Aim 1: According to the paper on indigenous prophecy in landscape architecture below, why might prophecy be valuable when included in the design process? Answer in one to three sentences.
— START OF Source text —
Tosh Graham & Susan J. Wake
4TH YEAR BLA STUDENT & SENIOR LECTURER, UNITEC
This paper proposes the use of prophecy as an investigative tool for landscape analysis and explores how it could produce more culturally meaningful landscape outcomes. It investigates the relevance of indigenous prophecy and how it could inform and guide Landscape Architecture in aspects that engage with Mana whenua, enhance Māori values, preserve and promote cultural mana, and cut across cultural boundaries to create shared and inclusive landscapes. This discussion proposes that the subject may hold crucial information pertaining to the reading of landscapes and have great potential when included within the design process, as prophecy has the ability to weave a thread through time connecting historical context to the present day and to the future.
The research project is outlined, followed by explanation of the development of a methodology involving relevant aspects of design consideration such as post-colonial theory and Māori values and principles for design. When applied to selected land-based prophecies in Auckland, the process showed that unique outcomes are possible.
Inā kei te mohio koe ko wai koe, I anga mai koe i hea,
kei te mohio koe. Kei te anga atu ki hea
If you know who you are and where you are from,
then you will know where you are going.
The concept of a prophecy is different to a historical point in time, as it cannot be contained within the moments of its utterance, nor be considered a historical fact. It is not embedded in a time or chronicled within the annals of history and although it may be recorded in a historical manner, prophecy is more like an organic entity that moves within time and evolves within its passing. According to Geertz (1) “Prophecy is not static, but is and always has been used in response to internal and external conditions. It is a way of articulating and defining contemporary events within the context of language and ‘tradition’”. There has been considerable attention given to related landscape topics such as cultural, spiritual, sacred landscapes and more recently shared landscapes. On the other hand, Geertz (2) points out that prophecy is a largely unexplored area. This research therefore takes a step into the obscure and the intangible.
The catalyst for researching indigenous prophecy began during participation in the 2013 IFLA50 Student Charrette, when Ngāti Whātua representatives who attended the final presentation and critique met a design intervention proposing the erection of pou on the Ōkahu Bay breakwater with interest. They connected this design move to a prophecy given by a pre-colonel tohunga named Titahi. This led to the investigation presented in this paper, which addresses the value of indigenous prophecy within landscape architecture and considers how it could be applied within practice.
As a precursor to this research three seminars were presented in 2014 within the Unitec Scala Seminar Series. These featured esteemed kaumātua speaking about three core Māori values in relation to the landscape: kaitiakitanga (stewardship responsibilities), wairuatanga (spiritual connection) and mauritanga (life force or essence). This resonates with Bhabha’s (3) notion of hybridity as being a blurred boundary space of cultural mixing that arises out of the post-colonial period. Therefore the selection and connection between the values explored in the seminars and the post-colonial theory of hybridity are deeply embedded in valuing notions of whakapapa and whānau for all parties (both coloniser and colonised), in reaching towards a ‘third space’ where both groups can function in unity (4). The current research considers these ideas and extends them by contemplating the place and value of indigenous prophecy in landscape practice if it is to be sensitive to operating within this ‘third space’.
— END OF Source text —
Aim 2: In the entries, rename every "time-label" to "hour-label". Begin at the first line of the entries, stop after the line that contains "upper-tick-label: 200 (70, 30, 95, 47)", and give those lines again with nothing else changed.
— START OF Record list —
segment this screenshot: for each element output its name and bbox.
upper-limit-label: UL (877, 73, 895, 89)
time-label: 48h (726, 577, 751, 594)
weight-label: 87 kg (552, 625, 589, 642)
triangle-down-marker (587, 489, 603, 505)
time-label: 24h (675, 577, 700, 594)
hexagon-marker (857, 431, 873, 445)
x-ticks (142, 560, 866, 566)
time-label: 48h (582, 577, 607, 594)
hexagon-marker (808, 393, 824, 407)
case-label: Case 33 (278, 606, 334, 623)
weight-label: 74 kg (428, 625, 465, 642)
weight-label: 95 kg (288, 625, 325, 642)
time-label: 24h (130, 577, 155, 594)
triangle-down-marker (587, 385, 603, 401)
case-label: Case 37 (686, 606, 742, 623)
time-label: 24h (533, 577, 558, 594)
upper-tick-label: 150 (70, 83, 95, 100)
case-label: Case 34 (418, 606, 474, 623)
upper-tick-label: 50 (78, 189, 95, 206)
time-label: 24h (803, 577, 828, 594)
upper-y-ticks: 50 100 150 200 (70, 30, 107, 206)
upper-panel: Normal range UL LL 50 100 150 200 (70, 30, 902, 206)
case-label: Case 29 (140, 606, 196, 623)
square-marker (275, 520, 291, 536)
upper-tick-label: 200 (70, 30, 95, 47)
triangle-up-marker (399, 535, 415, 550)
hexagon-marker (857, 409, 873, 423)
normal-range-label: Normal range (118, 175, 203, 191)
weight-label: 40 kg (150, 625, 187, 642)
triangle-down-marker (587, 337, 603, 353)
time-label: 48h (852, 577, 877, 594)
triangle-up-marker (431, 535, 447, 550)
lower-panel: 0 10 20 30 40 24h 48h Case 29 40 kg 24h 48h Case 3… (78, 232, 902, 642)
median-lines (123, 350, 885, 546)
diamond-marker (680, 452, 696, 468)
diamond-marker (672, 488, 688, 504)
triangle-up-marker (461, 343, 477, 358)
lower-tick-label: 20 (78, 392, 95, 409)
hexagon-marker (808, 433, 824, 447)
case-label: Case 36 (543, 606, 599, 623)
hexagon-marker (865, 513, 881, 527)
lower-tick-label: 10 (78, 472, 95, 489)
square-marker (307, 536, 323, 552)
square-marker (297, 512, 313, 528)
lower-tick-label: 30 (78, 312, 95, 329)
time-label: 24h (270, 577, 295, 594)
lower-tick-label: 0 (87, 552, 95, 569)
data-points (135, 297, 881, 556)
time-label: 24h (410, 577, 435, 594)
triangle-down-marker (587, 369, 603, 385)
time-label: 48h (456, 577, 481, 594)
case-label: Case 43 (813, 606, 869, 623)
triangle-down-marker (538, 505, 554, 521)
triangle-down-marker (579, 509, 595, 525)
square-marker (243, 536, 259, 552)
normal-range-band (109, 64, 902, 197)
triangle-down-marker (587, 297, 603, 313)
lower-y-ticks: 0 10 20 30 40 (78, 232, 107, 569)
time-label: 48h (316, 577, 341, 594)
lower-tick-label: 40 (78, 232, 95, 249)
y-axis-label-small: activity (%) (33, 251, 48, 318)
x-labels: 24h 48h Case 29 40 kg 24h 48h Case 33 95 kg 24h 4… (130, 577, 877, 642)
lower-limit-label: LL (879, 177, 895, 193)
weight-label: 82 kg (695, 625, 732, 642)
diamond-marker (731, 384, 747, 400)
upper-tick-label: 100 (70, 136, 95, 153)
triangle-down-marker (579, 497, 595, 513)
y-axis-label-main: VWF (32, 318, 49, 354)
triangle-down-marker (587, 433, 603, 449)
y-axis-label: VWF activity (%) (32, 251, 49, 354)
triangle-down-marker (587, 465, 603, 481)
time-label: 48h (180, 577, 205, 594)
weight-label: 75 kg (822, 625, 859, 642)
— END OF Record list —
Written solution 1: Prophecy can weave a thread through time, connecting historical context to the present day and to the future. For this reason, it may hold crucial information for reading landscapes.

Written solution 2:
segment this screenshot: for each element output its name and bbox.
upper-limit-label: UL (877, 73, 895, 89)
hour-label: 48h (726, 577, 751, 594)
weight-label: 87 kg (552, 625, 589, 642)
triangle-down-marker (587, 489, 603, 505)
hour-label: 24h (675, 577, 700, 594)
hexagon-marker (857, 431, 873, 445)
x-ticks (142, 560, 866, 566)
hour-label: 48h (582, 577, 607, 594)
hexagon-marker (808, 393, 824, 407)
case-label: Case 33 (278, 606, 334, 623)
weight-label: 74 kg (428, 625, 465, 642)
weight-label: 95 kg (288, 625, 325, 642)
hour-label: 24h (130, 577, 155, 594)
triangle-down-marker (587, 385, 603, 401)
case-label: Case 37 (686, 606, 742, 623)
hour-label: 24h (533, 577, 558, 594)
upper-tick-label: 150 (70, 83, 95, 100)
case-label: Case 34 (418, 606, 474, 623)
upper-tick-label: 50 (78, 189, 95, 206)
hour-label: 24h (803, 577, 828, 594)
upper-y-ticks: 50 100 150 200 (70, 30, 107, 206)
upper-panel: Normal range UL LL 50 100 150 200 (70, 30, 902, 206)
case-label: Case 29 (140, 606, 196, 623)
square-marker (275, 520, 291, 536)
upper-tick-label: 200 (70, 30, 95, 47)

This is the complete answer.